* start Materials provided *
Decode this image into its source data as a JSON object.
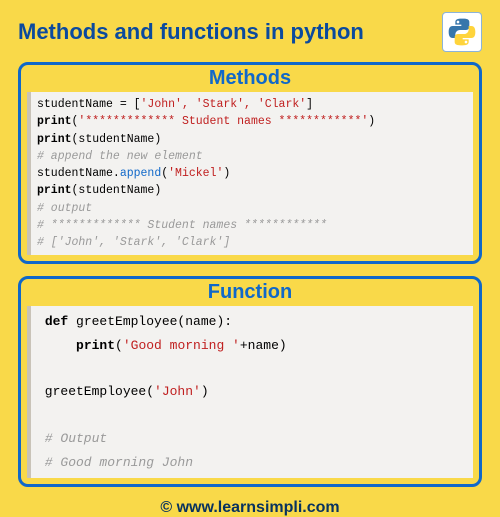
{
  "header": {
    "title": "Methods and functions in python",
    "logo_alt": "python-logo"
  },
  "methods": {
    "heading": "Methods",
    "code": {
      "line1_a": "studentName = [",
      "line1_str": "'John', 'Stark', 'Clark'",
      "line1_b": "]",
      "line2_kw": "print",
      "line2_paren_open": "(",
      "line2_str": "'************* Student names ************'",
      "line2_paren_close": ")",
      "line3_kw": "print",
      "line3_rest": "(studentName)",
      "line4_comment": "# append the new element",
      "line5_a": "studentName.",
      "line5_method": "append",
      "line5_popen": "(",
      "line5_str": "'Mickel'",
      "line5_pclose": ")",
      "line6_kw": "print",
      "line6_rest": "(studentName)",
      "line7_comment": "# output",
      "line8_comment": "# ************* Student names ************",
      "line9_comment": "# ['John', 'Stark', 'Clark']"
    }
  },
  "function": {
    "heading": "Function",
    "code": {
      "line1_def": "def",
      "line1_rest": " greetEmployee(name):",
      "line2_indent": "     ",
      "line2_kw": "print",
      "line2_popen": "(",
      "line2_str": "'Good morning '",
      "line2_rest": "+name)",
      "blank": "",
      "line3_a": " greetEmployee(",
      "line3_str": "'John'",
      "line3_b": ")",
      "line4_comment": " # Output",
      "line5_comment": " # Good morning John"
    }
  },
  "footer": {
    "text": "© www.learnsimpli.com"
  }
}
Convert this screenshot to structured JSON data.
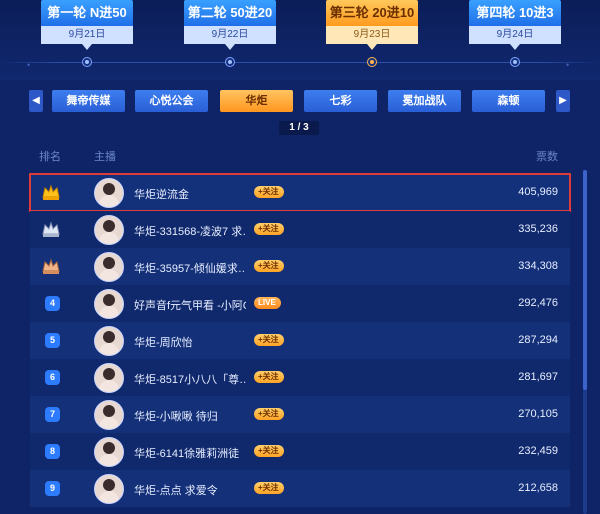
{
  "rounds": [
    {
      "title": "第一轮 N进50",
      "date": "9月21日",
      "active": false
    },
    {
      "title": "第二轮 50进20",
      "date": "9月22日",
      "active": false
    },
    {
      "title": "第三轮 20进10",
      "date": "9月23日",
      "active": true
    },
    {
      "title": "第四轮 10进3",
      "date": "9月24日",
      "active": false
    }
  ],
  "guilds": [
    {
      "label": "舞帝传媒",
      "active": false
    },
    {
      "label": "心悦公会",
      "active": false
    },
    {
      "label": "华炬",
      "active": true
    },
    {
      "label": "七彩",
      "active": false
    },
    {
      "label": "冕加战队",
      "active": false
    },
    {
      "label": "森顿",
      "active": false
    }
  ],
  "pager": "1 / 3",
  "table": {
    "col_rank": "排名",
    "col_anchor": "主播",
    "col_votes": "票数",
    "rows": [
      {
        "rank": "1",
        "name": "华炬逆流金",
        "tag": "+关注",
        "live": false,
        "votes": "405,969",
        "highlight": true
      },
      {
        "rank": "2",
        "name": "华炬-331568-凌波7 求…",
        "tag": "+关注",
        "live": false,
        "votes": "335,236"
      },
      {
        "rank": "3",
        "name": "华炬-35957-倾仙媛求…",
        "tag": "+关注",
        "live": false,
        "votes": "334,308"
      },
      {
        "rank": "4",
        "name": "好声音f元气甲看 -小阿C",
        "tag": "LIVE",
        "live": true,
        "votes": "292,476"
      },
      {
        "rank": "5",
        "name": "华炬-周欣怡",
        "tag": "+关注",
        "live": false,
        "votes": "287,294"
      },
      {
        "rank": "6",
        "name": "华炬-8517小八八「尊…",
        "tag": "+关注",
        "live": false,
        "votes": "281,697"
      },
      {
        "rank": "7",
        "name": "华炬-小啾啾 待归",
        "tag": "+关注",
        "live": false,
        "votes": "270,105"
      },
      {
        "rank": "8",
        "name": "华炬-6141徐雅莉洲徒",
        "tag": "+关注",
        "live": false,
        "votes": "232,459"
      },
      {
        "rank": "9",
        "name": "华炬-点点 求爱令",
        "tag": "+关注",
        "live": false,
        "votes": "212,658"
      }
    ]
  },
  "colors": {
    "background": "#0f2467",
    "accent_orange": "#ff9b1f",
    "accent_blue": "#2e6ee6",
    "highlight_border": "#e23b3b"
  }
}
* end Materials provided *
_What is expected_. Print, exactly and only, the lines running from the line with "Convert this screenshot" through the last line of the data, including both. Skip any picture.

_Correct answer_.
Convert this screenshot to structured JSON data.
{
  "rounds": [
    {
      "title": "第一轮 N进50",
      "date": "9月21日",
      "active": false
    },
    {
      "title": "第二轮 50进20",
      "date": "9月22日",
      "active": false
    },
    {
      "title": "第三轮 20进10",
      "date": "9月23日",
      "active": true
    },
    {
      "title": "第四轮 10进3",
      "date": "9月24日",
      "active": false
    }
  ],
  "guilds": [
    {
      "label": "舞帝传媒",
      "active": false
    },
    {
      "label": "心悦公会",
      "active": false
    },
    {
      "label": "华炬",
      "active": true
    },
    {
      "label": "七彩",
      "active": false
    },
    {
      "label": "冕加战队",
      "active": false
    },
    {
      "label": "森顿",
      "active": false
    }
  ],
  "pager": "1 / 3",
  "table": {
    "col_rank": "排名",
    "col_anchor": "主播",
    "col_votes": "票数",
    "rows": [
      {
        "rank": "1",
        "name": "华炬逆流金",
        "tag": "+关注",
        "live": false,
        "votes": "405,969",
        "highlight": true
      },
      {
        "rank": "2",
        "name": "华炬-331568-凌波7 求…",
        "tag": "+关注",
        "live": false,
        "votes": "335,236"
      },
      {
        "rank": "3",
        "name": "华炬-35957-倾仙媛求…",
        "tag": "+关注",
        "live": false,
        "votes": "334,308"
      },
      {
        "rank": "4",
        "name": "好声音f元气甲看 -小阿C",
        "tag": "LIVE",
        "live": true,
        "votes": "292,476"
      },
      {
        "rank": "5",
        "name": "华炬-周欣怡",
        "tag": "+关注",
        "live": false,
        "votes": "287,294"
      },
      {
        "rank": "6",
        "name": "华炬-8517小八八「尊…",
        "tag": "+关注",
        "live": false,
        "votes": "281,697"
      },
      {
        "rank": "7",
        "name": "华炬-小啾啾 待归",
        "tag": "+关注",
        "live": false,
        "votes": "270,105"
      },
      {
        "rank": "8",
        "name": "华炬-6141徐雅莉洲徒",
        "tag": "+关注",
        "live": false,
        "votes": "232,459"
      },
      {
        "rank": "9",
        "name": "华炬-点点 求爱令",
        "tag": "+关注",
        "live": false,
        "votes": "212,658"
      }
    ]
  },
  "colors": {
    "background": "#0f2467",
    "accent_orange": "#ff9b1f",
    "accent_blue": "#2e6ee6",
    "highlight_border": "#e23b3b"
  }
}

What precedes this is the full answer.